#### Ausgelesene Daten

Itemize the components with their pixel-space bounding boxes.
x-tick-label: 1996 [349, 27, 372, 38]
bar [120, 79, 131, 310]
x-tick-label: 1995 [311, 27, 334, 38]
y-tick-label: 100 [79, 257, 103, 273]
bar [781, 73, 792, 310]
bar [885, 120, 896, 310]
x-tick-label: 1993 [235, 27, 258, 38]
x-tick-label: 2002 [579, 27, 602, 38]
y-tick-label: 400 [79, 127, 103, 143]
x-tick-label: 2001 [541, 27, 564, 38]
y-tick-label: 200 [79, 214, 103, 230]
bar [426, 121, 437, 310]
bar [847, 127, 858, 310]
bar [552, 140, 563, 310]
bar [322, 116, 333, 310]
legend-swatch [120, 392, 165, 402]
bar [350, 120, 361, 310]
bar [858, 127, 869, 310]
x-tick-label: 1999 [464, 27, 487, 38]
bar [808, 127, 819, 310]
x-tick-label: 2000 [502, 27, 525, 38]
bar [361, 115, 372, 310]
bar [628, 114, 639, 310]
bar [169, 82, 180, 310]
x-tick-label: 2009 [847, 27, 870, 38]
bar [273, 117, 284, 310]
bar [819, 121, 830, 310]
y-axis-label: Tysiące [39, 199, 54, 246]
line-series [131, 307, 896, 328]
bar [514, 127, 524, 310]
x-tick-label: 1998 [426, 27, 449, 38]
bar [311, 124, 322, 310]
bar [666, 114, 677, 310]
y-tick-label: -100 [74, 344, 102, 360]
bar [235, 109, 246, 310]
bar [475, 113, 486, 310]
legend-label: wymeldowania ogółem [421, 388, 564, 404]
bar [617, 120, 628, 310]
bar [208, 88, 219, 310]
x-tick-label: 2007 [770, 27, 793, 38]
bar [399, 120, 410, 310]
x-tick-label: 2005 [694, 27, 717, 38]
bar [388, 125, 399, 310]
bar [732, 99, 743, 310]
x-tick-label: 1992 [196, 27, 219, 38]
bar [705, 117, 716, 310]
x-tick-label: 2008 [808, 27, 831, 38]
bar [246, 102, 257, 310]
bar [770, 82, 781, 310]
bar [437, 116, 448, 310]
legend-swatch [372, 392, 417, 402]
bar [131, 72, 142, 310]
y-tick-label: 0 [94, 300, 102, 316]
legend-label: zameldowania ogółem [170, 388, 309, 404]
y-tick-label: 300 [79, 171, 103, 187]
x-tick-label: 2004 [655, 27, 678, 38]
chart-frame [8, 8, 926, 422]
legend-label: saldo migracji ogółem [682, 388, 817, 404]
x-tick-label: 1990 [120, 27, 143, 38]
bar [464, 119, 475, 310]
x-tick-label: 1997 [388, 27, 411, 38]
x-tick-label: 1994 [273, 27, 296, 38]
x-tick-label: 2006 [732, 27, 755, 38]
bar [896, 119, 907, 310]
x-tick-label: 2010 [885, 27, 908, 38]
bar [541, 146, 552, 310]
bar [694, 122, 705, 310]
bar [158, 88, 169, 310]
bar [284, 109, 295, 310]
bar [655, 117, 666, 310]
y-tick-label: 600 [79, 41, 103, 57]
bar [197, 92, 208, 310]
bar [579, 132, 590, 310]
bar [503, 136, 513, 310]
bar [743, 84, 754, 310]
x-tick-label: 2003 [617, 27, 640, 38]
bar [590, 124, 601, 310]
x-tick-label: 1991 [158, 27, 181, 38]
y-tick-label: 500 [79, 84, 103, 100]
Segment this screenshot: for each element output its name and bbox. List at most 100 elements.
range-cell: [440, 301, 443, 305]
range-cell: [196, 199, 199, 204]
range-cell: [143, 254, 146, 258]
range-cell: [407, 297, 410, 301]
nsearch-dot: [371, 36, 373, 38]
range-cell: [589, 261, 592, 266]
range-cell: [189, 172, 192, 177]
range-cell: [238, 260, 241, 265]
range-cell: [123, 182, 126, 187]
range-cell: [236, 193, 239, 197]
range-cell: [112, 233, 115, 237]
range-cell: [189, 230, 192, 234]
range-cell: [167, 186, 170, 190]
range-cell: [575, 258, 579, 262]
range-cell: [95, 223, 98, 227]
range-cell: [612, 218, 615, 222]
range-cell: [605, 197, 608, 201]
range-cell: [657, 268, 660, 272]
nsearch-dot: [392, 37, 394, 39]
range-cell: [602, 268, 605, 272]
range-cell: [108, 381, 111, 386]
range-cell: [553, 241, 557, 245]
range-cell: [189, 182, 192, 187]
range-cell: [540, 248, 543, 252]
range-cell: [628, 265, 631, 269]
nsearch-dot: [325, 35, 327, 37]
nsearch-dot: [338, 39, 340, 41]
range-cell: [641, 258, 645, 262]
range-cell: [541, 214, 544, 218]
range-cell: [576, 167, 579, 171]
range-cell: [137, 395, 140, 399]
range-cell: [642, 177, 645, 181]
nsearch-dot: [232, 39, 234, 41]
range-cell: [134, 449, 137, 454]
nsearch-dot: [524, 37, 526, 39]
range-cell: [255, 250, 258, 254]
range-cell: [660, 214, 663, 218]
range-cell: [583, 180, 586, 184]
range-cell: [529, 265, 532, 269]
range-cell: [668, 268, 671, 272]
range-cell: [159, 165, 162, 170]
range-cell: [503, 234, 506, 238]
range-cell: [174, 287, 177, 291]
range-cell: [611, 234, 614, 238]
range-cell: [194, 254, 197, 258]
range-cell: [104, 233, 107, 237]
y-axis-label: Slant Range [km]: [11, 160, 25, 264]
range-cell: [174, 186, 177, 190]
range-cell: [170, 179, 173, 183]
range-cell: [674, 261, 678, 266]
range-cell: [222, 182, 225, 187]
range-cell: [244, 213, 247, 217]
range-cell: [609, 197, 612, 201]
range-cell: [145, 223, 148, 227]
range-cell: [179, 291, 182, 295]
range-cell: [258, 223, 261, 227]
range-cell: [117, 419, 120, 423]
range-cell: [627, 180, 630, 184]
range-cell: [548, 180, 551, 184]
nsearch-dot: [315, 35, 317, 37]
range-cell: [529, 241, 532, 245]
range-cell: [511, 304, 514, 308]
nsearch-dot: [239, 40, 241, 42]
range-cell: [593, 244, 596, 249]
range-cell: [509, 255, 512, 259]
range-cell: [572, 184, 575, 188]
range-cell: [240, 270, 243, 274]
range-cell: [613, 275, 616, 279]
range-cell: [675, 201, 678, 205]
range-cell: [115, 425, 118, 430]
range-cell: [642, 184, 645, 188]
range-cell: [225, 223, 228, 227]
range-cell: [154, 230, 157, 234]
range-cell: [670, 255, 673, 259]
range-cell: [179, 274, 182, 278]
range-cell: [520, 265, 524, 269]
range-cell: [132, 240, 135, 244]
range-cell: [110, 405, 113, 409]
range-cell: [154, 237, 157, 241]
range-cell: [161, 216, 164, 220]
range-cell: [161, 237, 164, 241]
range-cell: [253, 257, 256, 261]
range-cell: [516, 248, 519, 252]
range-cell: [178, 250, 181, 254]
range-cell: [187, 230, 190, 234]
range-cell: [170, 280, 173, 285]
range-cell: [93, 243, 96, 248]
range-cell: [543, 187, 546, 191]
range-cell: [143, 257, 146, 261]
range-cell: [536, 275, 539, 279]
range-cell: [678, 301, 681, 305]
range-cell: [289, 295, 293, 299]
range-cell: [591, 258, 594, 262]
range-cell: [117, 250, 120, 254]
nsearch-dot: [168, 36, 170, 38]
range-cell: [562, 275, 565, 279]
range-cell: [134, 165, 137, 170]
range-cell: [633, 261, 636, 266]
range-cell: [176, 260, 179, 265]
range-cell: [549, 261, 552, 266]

########
#### Ausgelesene Daten

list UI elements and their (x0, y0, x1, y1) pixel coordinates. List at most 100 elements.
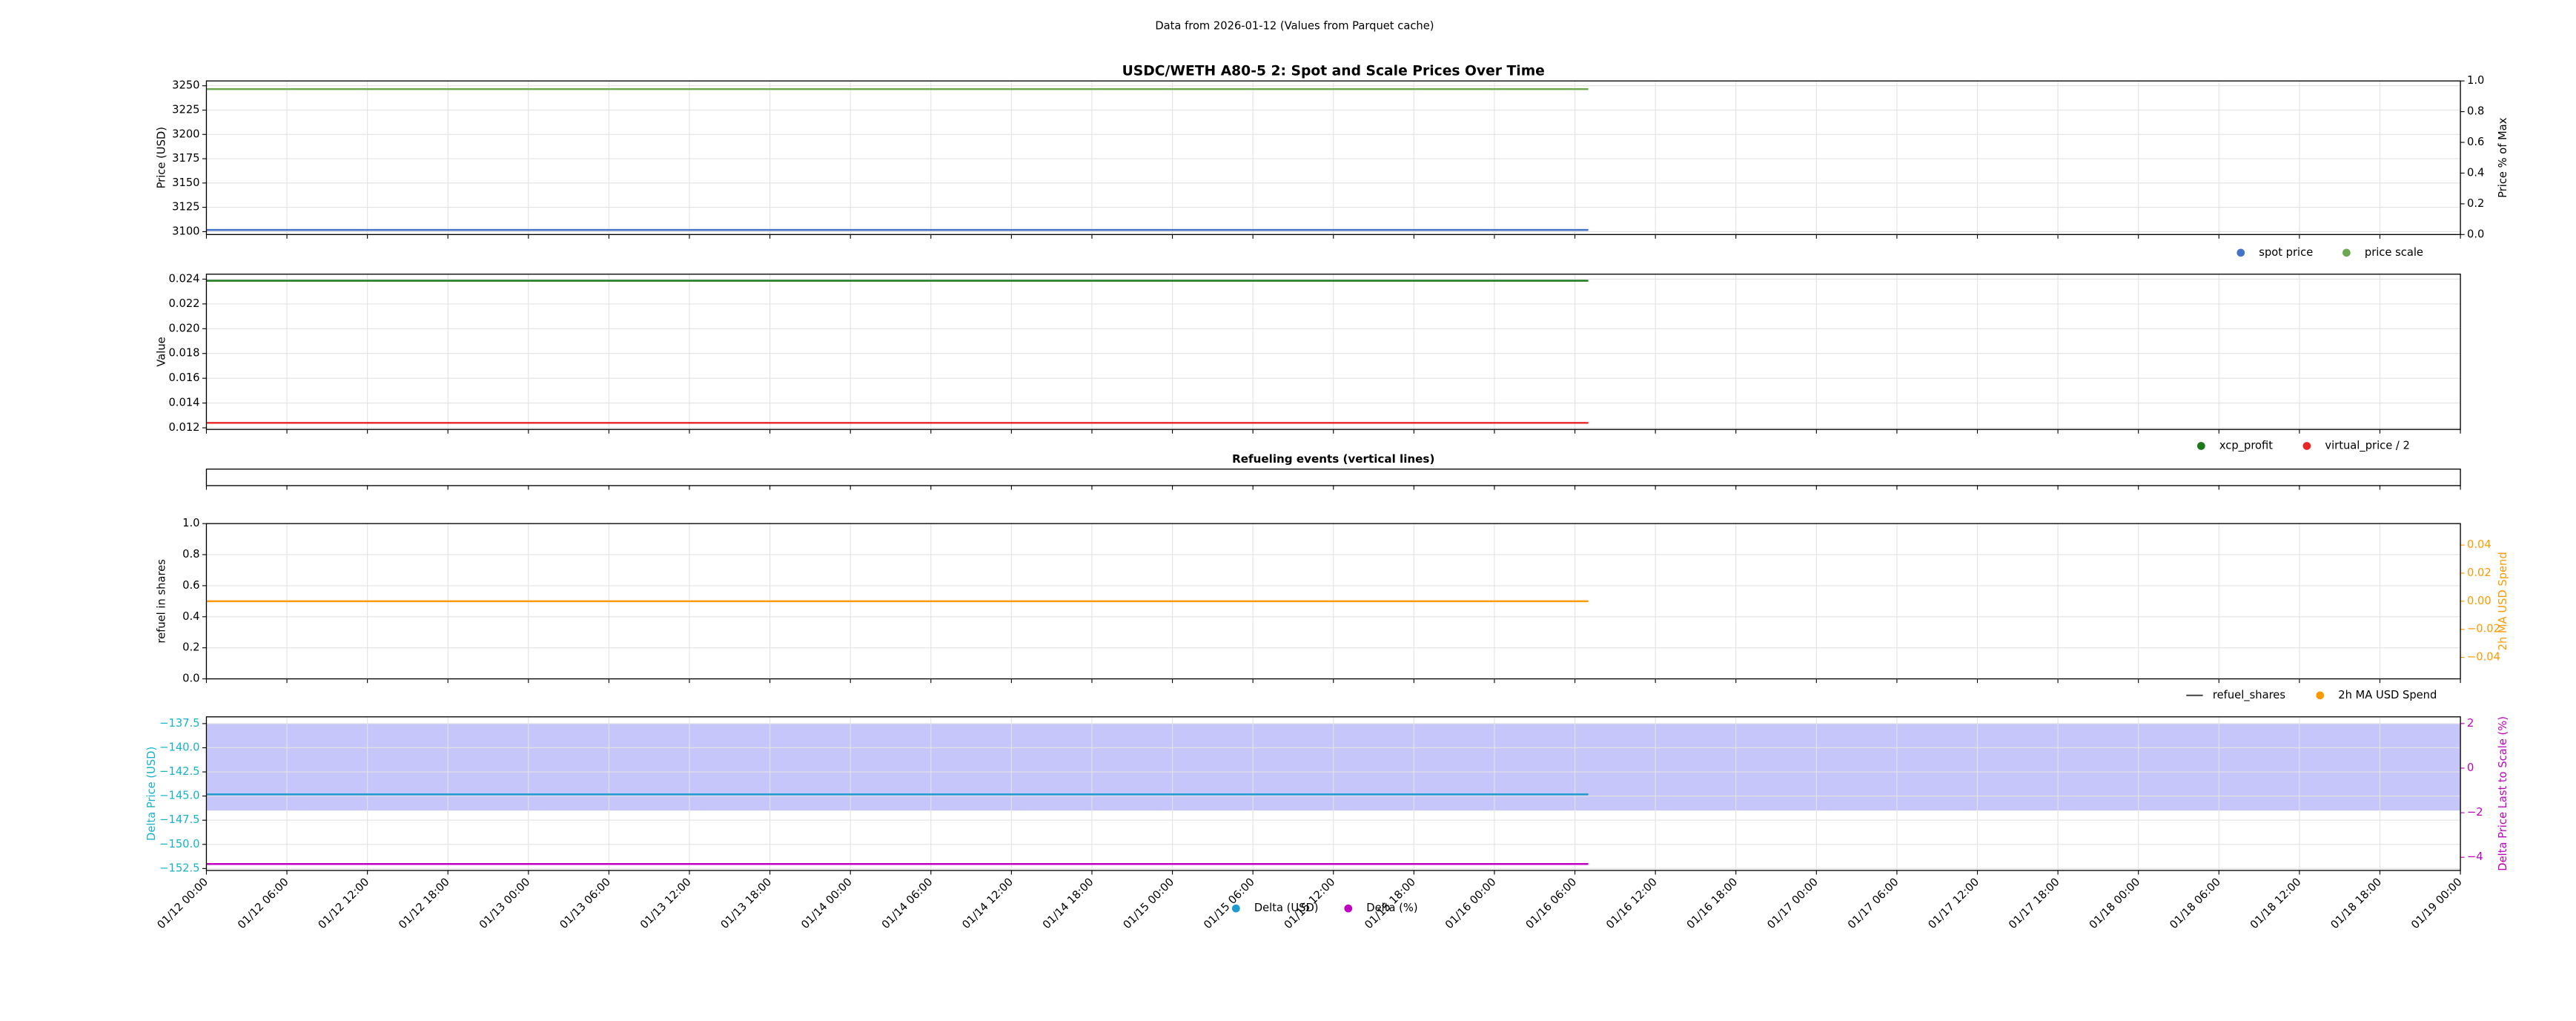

########
#### Ausgelesene Daten

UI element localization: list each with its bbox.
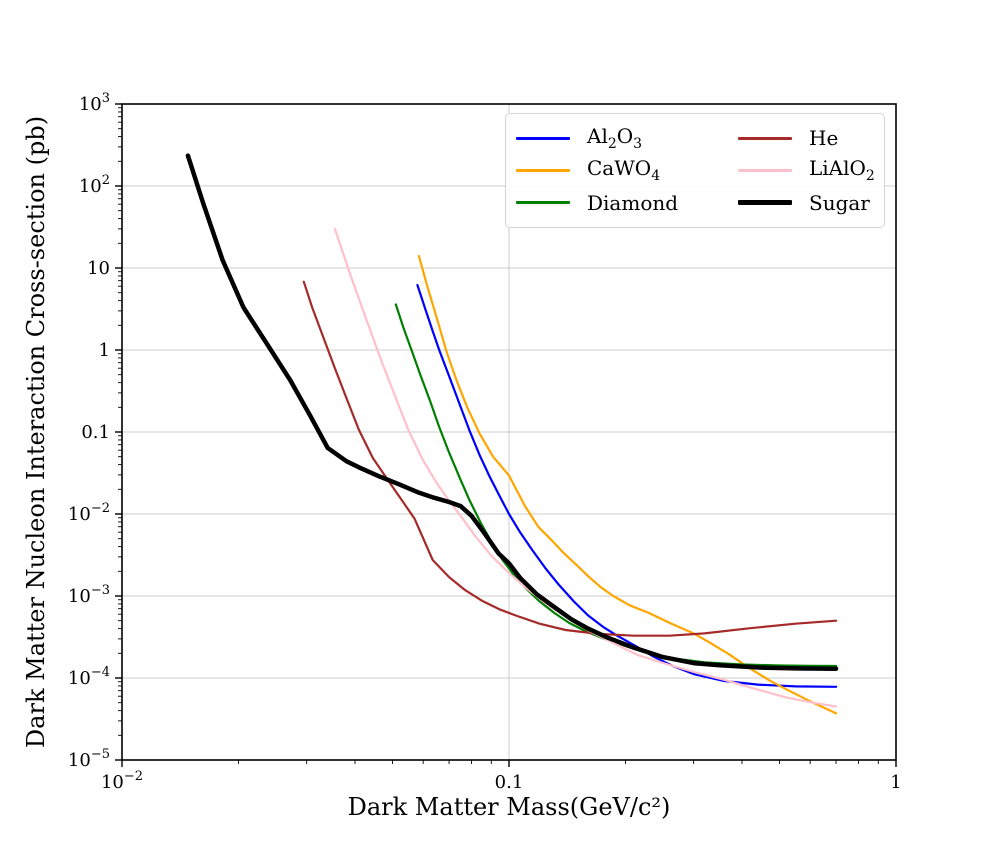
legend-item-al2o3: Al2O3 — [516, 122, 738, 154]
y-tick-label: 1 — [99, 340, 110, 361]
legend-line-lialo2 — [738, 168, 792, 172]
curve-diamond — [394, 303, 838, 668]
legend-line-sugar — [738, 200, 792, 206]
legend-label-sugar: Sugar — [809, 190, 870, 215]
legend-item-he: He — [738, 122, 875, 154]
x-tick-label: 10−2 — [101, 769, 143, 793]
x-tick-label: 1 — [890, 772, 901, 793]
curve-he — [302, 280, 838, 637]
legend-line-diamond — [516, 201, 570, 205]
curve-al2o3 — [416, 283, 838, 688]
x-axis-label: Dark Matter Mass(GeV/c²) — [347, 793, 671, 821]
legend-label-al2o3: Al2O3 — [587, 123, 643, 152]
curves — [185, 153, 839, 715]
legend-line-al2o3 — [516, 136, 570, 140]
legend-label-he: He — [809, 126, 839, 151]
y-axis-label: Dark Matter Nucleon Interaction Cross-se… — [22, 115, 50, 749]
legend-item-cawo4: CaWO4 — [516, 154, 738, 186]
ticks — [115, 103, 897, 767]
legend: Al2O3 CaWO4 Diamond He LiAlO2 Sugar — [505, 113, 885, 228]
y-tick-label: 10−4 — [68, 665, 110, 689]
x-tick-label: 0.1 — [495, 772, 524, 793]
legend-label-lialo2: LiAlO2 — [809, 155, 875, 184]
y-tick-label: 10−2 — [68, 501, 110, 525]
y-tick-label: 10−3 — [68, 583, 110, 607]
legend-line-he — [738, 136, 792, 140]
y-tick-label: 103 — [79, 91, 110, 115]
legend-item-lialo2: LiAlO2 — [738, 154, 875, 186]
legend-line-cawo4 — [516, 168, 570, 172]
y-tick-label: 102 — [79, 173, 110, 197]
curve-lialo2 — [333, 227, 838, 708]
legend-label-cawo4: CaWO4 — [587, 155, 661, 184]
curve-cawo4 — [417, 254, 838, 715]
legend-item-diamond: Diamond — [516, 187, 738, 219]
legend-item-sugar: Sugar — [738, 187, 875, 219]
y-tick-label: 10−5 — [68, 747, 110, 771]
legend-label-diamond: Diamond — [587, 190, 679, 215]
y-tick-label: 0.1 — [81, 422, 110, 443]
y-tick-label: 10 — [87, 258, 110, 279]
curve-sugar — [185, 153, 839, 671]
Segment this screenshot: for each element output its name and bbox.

########

◆ **Gestellte Aufgabe**: Schreib die Zeilen oben Wort für Wort ab. Fang bei der Zeile mit „Itemize the components“ an und hör mit der Zeile mit „bar [885, 120, 896, 310]“ auf, beide eingeschlossen.

◆ **Ergebnis**:
Itemize the components with their pixel-space bounding boxes.
x-tick-label: 1996 [349, 27, 372, 38]
bar [120, 79, 131, 310]
x-tick-label: 1995 [311, 27, 334, 38]
y-tick-label: 100 [79, 257, 103, 273]
bar [781, 73, 792, 310]
bar [885, 120, 896, 310]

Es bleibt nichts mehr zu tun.